**Your task:** Go through the listing beneath this task and return every line that carries the string "structured".

Stored data entries:
* begin *
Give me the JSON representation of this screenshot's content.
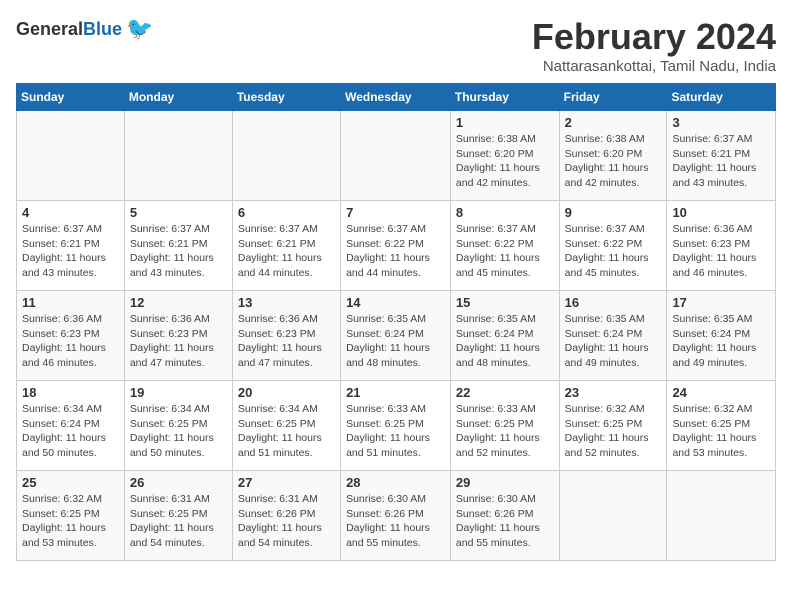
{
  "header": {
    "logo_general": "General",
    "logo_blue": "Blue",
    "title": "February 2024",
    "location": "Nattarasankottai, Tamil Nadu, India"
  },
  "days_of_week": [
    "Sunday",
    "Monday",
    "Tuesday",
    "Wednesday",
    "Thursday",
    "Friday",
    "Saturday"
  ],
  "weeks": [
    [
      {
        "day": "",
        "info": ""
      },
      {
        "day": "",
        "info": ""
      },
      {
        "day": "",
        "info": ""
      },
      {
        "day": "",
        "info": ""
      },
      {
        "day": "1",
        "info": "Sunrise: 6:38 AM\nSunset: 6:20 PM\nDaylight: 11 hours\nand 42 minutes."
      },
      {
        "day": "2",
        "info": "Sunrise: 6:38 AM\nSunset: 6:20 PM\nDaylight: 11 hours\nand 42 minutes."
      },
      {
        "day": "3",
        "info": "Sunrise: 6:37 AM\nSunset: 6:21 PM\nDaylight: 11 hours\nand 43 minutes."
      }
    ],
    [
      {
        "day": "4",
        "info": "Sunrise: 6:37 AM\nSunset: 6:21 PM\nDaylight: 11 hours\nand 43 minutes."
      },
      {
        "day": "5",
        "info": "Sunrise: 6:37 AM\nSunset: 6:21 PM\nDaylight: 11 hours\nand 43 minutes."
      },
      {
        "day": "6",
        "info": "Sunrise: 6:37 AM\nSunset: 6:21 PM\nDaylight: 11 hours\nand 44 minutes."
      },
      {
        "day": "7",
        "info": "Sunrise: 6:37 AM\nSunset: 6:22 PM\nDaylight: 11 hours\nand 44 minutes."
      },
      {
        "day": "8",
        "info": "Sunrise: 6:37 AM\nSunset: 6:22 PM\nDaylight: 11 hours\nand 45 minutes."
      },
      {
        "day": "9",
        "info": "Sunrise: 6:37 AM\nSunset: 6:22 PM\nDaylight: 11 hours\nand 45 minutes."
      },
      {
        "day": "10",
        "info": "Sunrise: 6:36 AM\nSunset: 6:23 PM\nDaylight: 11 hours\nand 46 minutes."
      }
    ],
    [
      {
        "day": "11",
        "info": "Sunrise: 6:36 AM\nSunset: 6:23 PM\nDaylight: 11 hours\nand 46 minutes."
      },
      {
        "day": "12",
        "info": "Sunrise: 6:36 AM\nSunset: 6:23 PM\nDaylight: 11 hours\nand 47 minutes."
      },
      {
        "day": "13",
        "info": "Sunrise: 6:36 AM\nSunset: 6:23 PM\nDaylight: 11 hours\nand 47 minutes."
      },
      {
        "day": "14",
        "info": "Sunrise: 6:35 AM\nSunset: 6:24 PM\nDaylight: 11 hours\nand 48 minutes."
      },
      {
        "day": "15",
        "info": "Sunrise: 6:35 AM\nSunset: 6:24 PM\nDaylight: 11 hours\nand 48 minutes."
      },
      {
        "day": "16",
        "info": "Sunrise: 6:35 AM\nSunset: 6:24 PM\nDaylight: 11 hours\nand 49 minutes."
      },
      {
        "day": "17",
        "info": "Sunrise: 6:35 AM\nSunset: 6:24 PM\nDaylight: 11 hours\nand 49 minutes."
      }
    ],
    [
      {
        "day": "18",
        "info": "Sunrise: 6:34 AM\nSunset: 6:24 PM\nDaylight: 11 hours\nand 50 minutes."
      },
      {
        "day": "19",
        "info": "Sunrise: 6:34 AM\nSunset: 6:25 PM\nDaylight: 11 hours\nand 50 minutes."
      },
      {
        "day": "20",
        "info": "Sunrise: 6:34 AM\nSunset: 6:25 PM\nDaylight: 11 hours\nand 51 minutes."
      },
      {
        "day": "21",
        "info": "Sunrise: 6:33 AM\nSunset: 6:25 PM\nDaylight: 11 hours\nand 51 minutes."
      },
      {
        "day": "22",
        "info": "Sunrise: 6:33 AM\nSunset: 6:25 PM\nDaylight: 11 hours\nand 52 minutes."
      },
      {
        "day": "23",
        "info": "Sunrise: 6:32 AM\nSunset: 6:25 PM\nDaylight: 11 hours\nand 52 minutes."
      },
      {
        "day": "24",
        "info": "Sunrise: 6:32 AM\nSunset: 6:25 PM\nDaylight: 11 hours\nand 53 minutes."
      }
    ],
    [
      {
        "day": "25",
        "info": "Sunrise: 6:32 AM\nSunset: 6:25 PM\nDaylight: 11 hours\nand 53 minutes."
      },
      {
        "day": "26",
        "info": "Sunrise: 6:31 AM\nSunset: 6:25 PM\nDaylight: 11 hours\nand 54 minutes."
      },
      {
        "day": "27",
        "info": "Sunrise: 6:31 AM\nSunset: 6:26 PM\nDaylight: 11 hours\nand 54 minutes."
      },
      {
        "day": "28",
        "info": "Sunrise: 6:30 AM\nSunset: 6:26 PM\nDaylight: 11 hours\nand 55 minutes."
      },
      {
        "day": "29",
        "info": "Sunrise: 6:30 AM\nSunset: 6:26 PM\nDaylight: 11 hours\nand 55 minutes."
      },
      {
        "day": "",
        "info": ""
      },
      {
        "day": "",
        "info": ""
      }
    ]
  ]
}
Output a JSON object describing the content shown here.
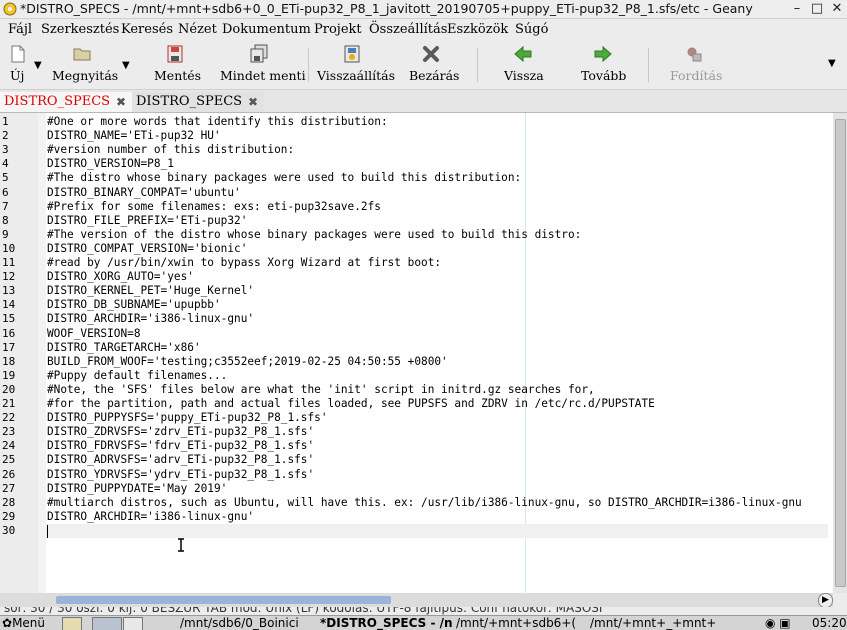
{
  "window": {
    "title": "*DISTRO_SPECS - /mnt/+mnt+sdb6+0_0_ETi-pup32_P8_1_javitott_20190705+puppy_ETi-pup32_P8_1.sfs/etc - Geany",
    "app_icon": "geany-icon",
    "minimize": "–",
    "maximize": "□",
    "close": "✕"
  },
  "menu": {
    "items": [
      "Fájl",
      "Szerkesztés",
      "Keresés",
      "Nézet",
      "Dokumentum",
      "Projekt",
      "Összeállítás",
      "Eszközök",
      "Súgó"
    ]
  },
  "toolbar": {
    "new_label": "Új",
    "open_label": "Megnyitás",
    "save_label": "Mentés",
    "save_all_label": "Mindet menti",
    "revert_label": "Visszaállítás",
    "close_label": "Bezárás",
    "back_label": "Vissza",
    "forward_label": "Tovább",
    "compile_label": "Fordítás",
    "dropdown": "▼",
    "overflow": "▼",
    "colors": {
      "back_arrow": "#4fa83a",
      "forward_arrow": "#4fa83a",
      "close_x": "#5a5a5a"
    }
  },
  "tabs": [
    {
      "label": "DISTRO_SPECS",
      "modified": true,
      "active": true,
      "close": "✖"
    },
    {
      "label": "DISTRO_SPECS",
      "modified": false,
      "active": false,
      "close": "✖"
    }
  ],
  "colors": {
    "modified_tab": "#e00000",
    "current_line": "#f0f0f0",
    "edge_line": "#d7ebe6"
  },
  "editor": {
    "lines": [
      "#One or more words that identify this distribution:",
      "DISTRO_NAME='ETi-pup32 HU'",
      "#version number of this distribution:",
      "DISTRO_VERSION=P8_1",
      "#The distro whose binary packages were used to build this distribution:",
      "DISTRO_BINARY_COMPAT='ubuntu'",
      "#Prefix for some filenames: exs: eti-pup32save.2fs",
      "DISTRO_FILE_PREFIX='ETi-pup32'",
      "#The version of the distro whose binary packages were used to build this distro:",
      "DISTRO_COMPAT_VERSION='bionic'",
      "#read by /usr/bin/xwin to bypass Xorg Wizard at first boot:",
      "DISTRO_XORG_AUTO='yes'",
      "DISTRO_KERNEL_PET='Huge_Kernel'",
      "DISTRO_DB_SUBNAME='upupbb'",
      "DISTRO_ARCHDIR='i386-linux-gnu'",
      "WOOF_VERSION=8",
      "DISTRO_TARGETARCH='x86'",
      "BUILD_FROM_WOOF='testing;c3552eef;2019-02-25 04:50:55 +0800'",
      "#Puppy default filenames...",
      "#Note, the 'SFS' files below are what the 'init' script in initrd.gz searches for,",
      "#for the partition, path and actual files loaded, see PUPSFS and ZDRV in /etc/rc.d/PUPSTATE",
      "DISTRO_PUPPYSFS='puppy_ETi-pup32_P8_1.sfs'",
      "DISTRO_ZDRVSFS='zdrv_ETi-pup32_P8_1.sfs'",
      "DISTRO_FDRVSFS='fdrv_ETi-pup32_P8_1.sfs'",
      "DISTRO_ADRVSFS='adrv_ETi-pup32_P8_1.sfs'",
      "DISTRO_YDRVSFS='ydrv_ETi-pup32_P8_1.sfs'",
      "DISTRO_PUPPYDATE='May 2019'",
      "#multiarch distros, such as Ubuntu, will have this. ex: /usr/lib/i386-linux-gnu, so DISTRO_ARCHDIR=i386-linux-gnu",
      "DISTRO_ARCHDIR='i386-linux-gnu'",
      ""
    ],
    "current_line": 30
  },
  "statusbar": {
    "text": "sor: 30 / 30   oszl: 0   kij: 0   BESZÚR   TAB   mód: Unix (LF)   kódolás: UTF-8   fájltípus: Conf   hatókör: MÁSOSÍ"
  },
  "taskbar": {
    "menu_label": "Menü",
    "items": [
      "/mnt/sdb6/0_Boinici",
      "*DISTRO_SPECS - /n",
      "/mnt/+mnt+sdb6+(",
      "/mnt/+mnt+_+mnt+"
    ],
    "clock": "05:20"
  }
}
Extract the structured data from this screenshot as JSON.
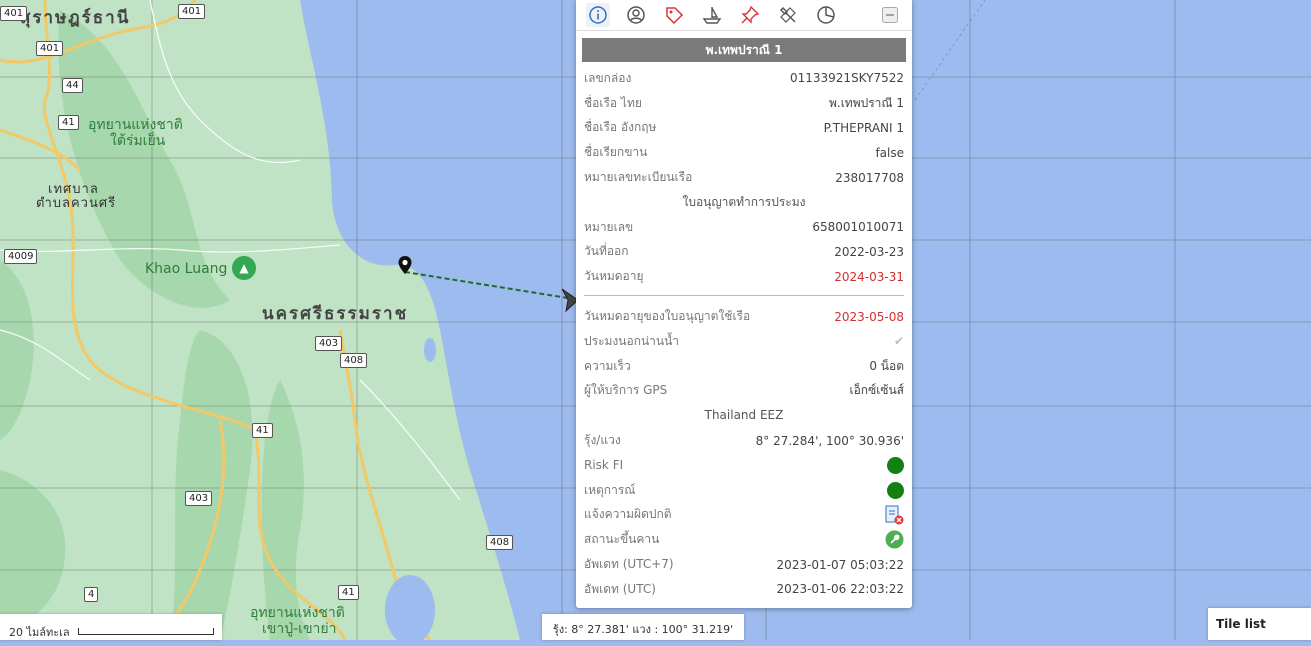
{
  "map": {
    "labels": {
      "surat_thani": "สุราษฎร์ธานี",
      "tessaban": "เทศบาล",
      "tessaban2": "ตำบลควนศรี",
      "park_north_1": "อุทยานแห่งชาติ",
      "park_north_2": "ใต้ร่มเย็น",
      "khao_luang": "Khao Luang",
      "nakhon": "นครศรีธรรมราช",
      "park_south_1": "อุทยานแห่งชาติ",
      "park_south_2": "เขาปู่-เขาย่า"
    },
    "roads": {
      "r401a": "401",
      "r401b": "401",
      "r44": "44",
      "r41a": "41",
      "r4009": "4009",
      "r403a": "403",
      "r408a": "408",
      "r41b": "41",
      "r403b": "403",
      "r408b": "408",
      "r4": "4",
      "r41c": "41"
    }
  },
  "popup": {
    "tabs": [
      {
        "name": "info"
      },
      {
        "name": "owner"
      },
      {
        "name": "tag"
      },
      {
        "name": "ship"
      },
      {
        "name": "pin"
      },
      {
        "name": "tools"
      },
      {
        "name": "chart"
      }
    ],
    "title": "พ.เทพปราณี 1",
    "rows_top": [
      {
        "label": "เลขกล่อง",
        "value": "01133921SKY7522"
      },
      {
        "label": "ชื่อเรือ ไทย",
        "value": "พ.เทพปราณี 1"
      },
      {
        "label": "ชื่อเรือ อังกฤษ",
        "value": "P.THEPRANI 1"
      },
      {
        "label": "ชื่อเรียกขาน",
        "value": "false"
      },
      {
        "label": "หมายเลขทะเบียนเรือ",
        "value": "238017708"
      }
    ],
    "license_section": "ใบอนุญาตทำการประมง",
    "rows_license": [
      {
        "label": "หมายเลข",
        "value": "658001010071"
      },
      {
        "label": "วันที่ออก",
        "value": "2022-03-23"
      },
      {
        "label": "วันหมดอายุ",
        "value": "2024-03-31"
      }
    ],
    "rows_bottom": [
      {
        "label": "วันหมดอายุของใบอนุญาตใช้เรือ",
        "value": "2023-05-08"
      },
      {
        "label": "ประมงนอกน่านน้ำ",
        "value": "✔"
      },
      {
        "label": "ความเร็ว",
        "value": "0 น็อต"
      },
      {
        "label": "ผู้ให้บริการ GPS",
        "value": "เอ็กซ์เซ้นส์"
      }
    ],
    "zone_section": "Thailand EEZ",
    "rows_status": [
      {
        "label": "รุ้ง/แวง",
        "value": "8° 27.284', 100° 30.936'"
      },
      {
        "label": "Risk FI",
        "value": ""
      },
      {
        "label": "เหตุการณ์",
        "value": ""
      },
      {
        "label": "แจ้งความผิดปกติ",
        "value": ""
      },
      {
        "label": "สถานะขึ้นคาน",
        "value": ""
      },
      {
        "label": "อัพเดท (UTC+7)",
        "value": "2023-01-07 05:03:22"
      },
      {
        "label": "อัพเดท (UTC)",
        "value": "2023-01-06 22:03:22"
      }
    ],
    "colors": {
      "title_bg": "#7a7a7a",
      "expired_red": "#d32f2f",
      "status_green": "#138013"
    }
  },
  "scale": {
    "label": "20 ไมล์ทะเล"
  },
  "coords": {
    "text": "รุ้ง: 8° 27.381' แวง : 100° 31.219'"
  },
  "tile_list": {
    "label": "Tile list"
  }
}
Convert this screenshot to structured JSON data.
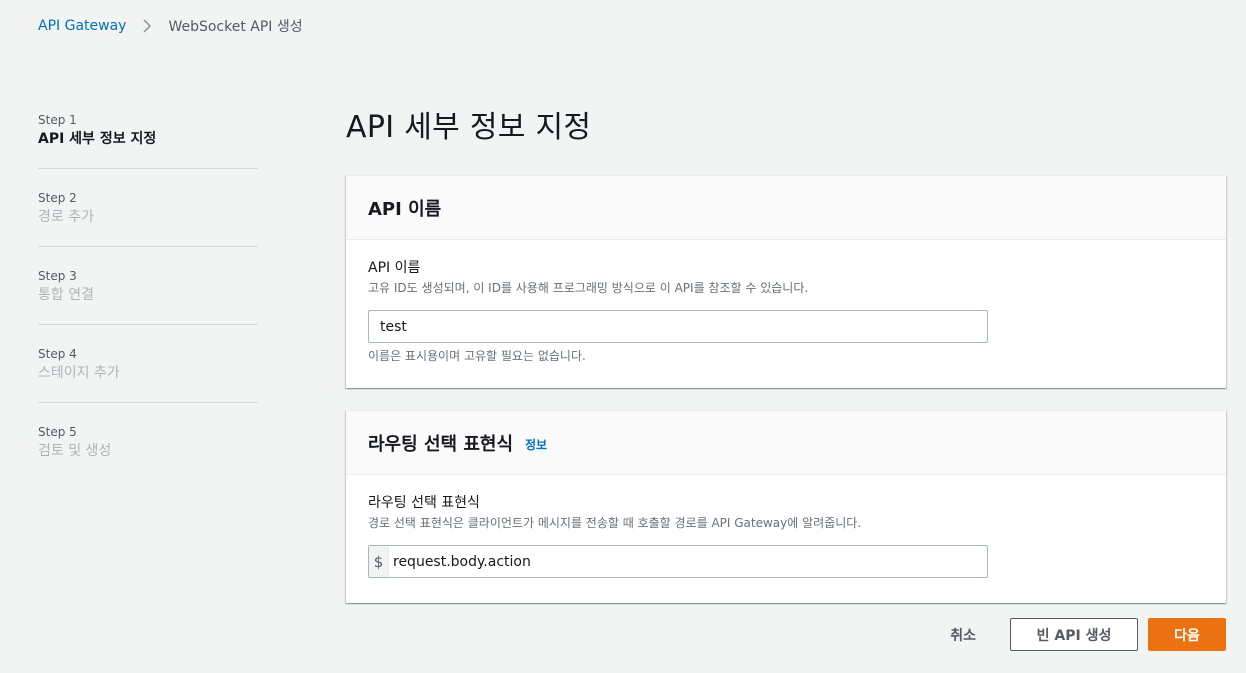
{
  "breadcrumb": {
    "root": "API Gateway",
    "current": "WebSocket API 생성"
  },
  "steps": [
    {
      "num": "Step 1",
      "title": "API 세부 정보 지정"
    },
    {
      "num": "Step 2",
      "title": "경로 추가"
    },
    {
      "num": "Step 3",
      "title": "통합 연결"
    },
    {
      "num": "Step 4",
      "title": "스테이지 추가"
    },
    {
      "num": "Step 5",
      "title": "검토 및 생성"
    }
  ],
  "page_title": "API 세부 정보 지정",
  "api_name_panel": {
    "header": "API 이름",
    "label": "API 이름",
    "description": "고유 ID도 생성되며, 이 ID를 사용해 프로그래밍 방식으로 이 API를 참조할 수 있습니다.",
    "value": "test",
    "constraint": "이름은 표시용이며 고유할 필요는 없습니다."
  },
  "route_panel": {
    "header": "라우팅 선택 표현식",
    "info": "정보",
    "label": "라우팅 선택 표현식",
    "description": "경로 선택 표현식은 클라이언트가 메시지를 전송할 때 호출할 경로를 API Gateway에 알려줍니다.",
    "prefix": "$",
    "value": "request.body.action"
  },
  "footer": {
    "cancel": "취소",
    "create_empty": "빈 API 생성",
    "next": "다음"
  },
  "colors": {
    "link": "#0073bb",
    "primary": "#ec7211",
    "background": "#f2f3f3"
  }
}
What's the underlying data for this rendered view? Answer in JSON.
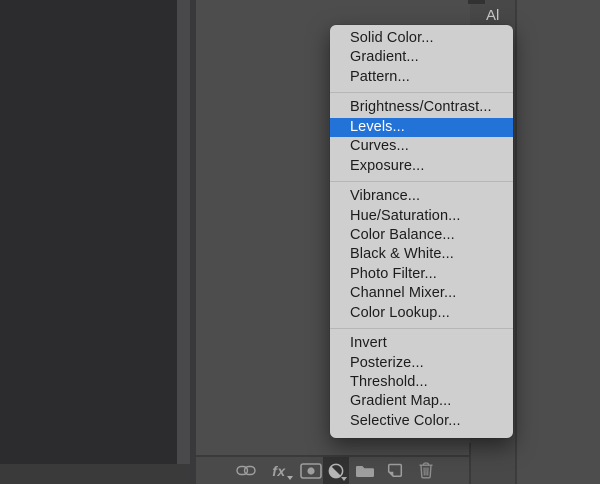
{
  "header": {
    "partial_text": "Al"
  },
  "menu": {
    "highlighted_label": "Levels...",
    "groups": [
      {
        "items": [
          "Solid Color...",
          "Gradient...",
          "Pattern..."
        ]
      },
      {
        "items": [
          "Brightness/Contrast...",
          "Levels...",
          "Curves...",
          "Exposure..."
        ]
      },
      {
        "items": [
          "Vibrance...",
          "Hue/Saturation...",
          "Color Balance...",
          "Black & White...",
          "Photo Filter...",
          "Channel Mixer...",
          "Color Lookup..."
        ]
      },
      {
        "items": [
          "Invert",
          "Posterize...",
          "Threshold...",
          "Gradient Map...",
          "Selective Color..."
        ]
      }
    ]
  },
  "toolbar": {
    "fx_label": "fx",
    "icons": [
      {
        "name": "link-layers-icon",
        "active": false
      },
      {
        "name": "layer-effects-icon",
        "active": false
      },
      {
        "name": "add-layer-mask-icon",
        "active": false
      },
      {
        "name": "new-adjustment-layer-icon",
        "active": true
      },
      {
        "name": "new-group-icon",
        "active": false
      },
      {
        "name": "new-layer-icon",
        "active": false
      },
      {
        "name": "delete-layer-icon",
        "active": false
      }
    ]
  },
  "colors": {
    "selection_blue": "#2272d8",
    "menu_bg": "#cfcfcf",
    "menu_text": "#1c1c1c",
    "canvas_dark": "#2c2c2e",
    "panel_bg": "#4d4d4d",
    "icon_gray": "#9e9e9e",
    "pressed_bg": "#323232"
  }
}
* end *
**Correct answer:**
Extract the structured data from this screenshot as JSON.
Convert this screenshot to structured JSON data.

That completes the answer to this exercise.